# [Input rows]
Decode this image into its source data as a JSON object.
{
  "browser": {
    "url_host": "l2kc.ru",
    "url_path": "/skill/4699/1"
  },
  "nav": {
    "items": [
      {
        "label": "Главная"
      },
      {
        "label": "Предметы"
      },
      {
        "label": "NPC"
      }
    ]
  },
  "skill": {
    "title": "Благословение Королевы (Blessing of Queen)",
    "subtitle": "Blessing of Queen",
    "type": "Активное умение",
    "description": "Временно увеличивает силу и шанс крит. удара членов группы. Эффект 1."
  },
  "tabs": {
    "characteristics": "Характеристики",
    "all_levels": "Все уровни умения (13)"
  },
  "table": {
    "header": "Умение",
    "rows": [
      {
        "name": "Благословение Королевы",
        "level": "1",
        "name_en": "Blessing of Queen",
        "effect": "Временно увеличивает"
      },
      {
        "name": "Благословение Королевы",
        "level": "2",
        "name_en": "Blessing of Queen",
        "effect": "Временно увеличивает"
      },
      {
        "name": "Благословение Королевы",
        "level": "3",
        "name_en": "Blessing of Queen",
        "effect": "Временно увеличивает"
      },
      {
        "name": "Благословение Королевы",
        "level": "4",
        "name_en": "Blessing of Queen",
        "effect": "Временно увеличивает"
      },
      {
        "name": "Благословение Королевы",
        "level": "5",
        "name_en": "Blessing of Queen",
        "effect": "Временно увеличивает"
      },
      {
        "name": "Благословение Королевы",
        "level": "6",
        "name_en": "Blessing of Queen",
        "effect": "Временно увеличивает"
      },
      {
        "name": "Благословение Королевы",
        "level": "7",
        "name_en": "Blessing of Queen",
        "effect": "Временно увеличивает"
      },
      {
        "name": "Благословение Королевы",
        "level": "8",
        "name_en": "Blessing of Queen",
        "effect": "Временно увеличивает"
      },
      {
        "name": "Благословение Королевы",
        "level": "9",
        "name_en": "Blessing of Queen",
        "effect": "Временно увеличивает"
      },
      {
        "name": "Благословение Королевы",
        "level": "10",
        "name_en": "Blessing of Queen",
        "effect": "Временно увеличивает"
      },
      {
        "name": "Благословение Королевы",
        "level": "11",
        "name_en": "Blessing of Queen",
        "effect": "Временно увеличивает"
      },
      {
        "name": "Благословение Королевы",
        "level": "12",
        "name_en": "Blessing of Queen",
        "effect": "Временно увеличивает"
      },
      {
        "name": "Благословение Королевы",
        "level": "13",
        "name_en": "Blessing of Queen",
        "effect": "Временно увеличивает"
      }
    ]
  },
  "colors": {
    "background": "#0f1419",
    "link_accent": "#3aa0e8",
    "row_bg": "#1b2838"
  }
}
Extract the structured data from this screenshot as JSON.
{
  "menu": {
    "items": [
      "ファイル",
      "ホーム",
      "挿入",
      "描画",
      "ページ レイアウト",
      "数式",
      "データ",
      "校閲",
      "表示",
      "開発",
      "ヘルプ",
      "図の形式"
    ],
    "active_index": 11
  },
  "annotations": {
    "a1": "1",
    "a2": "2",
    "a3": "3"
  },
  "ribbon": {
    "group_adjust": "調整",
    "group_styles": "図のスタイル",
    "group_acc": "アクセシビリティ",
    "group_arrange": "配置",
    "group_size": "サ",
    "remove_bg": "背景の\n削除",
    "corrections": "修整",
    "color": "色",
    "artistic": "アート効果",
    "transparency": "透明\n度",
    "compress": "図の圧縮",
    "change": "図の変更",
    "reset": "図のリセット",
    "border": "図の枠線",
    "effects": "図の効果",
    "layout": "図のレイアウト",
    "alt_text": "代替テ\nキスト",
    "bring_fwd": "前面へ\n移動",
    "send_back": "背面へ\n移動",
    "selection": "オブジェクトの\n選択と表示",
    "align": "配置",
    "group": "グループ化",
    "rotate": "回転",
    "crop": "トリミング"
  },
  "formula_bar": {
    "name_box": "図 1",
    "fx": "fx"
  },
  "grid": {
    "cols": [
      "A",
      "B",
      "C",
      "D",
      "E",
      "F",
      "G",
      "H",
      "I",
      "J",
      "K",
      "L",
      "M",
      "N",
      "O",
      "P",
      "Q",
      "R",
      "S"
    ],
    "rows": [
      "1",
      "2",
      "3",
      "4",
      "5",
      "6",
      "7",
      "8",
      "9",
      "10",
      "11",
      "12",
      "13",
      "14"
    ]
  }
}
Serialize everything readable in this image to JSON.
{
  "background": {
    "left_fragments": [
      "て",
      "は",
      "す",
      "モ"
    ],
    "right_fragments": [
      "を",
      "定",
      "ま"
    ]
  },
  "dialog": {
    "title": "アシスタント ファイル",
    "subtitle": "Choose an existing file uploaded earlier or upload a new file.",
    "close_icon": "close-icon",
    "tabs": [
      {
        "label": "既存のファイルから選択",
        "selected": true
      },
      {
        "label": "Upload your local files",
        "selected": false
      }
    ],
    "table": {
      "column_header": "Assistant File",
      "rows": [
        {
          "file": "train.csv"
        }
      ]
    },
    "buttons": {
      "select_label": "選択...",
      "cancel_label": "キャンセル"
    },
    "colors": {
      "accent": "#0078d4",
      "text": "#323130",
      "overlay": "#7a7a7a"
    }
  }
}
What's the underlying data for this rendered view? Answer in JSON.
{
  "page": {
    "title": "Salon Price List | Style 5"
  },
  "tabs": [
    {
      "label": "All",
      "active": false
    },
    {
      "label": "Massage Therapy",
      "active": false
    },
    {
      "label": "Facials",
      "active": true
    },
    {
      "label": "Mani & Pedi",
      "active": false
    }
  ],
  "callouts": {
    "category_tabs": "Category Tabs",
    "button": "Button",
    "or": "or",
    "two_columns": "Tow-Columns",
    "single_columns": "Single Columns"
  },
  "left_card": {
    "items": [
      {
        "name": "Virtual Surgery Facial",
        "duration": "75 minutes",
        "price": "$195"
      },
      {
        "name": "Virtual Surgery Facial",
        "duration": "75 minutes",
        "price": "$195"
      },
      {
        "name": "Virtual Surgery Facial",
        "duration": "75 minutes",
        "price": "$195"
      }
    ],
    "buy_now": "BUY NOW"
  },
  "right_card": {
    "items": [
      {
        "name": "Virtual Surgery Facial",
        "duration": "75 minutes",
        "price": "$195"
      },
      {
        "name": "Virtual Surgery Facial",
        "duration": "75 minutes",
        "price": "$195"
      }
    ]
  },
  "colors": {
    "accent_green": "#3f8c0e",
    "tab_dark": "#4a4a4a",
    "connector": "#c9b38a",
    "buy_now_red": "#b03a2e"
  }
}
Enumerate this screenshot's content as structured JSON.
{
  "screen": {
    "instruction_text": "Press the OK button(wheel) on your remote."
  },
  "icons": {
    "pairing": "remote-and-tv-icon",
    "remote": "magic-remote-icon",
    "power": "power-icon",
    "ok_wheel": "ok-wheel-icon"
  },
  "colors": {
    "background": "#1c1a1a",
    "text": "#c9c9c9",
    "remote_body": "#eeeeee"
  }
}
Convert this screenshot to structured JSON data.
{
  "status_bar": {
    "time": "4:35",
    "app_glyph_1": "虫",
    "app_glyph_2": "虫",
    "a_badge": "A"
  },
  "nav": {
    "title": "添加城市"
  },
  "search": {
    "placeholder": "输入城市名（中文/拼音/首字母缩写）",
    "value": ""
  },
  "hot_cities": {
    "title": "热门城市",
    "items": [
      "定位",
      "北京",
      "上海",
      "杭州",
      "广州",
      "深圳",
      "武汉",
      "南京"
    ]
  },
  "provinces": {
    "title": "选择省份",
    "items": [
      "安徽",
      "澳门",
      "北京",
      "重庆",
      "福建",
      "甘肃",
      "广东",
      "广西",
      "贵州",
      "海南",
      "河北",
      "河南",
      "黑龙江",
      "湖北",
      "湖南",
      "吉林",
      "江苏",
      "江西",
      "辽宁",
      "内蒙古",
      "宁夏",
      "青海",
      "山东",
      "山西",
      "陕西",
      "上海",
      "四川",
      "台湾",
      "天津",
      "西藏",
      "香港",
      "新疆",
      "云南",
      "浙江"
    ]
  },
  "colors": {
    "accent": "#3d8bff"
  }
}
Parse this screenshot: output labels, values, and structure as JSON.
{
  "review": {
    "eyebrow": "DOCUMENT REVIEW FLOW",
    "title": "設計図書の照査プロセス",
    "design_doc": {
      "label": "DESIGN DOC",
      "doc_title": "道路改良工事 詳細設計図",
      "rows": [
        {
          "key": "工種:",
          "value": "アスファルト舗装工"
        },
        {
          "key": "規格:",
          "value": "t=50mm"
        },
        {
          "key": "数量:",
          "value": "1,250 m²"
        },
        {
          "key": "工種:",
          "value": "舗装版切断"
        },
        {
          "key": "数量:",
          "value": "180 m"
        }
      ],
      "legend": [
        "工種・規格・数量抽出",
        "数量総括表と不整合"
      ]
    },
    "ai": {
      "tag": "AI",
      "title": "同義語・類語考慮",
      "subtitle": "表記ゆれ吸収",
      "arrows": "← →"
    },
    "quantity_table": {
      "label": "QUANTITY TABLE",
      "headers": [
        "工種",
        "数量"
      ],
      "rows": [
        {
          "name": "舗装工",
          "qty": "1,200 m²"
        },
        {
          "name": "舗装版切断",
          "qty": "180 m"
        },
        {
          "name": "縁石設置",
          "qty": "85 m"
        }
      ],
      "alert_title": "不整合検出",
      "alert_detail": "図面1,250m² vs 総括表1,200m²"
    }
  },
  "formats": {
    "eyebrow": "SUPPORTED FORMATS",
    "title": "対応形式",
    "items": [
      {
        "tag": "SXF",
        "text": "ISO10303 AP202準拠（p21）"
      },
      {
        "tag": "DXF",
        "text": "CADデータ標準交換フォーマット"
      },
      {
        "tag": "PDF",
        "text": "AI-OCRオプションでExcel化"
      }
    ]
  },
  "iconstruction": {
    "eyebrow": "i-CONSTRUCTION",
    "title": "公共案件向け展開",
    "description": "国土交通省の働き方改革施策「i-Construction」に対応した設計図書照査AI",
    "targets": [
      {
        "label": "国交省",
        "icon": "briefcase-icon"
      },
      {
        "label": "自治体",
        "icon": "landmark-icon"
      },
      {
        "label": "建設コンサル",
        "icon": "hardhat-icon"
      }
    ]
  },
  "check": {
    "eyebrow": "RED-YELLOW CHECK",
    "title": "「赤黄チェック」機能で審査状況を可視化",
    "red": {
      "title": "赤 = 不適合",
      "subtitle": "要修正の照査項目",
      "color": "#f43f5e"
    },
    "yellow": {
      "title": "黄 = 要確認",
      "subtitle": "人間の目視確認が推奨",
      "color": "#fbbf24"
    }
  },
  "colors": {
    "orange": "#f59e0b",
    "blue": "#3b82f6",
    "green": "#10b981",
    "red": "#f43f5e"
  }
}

# [Given instruction]
Pick out every line holding the string "this" and return it.

# [Task response]
Decode this image into its source data as a JSON object.
Extract the structured data from this screenshot as JSON.
Serialize everything readable in this image to JSON.
What's the underlying data for this rendered view? Answer in JSON.
Enumerate this screenshot's content as structured JSON.
Convert this screenshot to structured JSON data.
Parse this screenshot: output labels, values, and structure as JSON.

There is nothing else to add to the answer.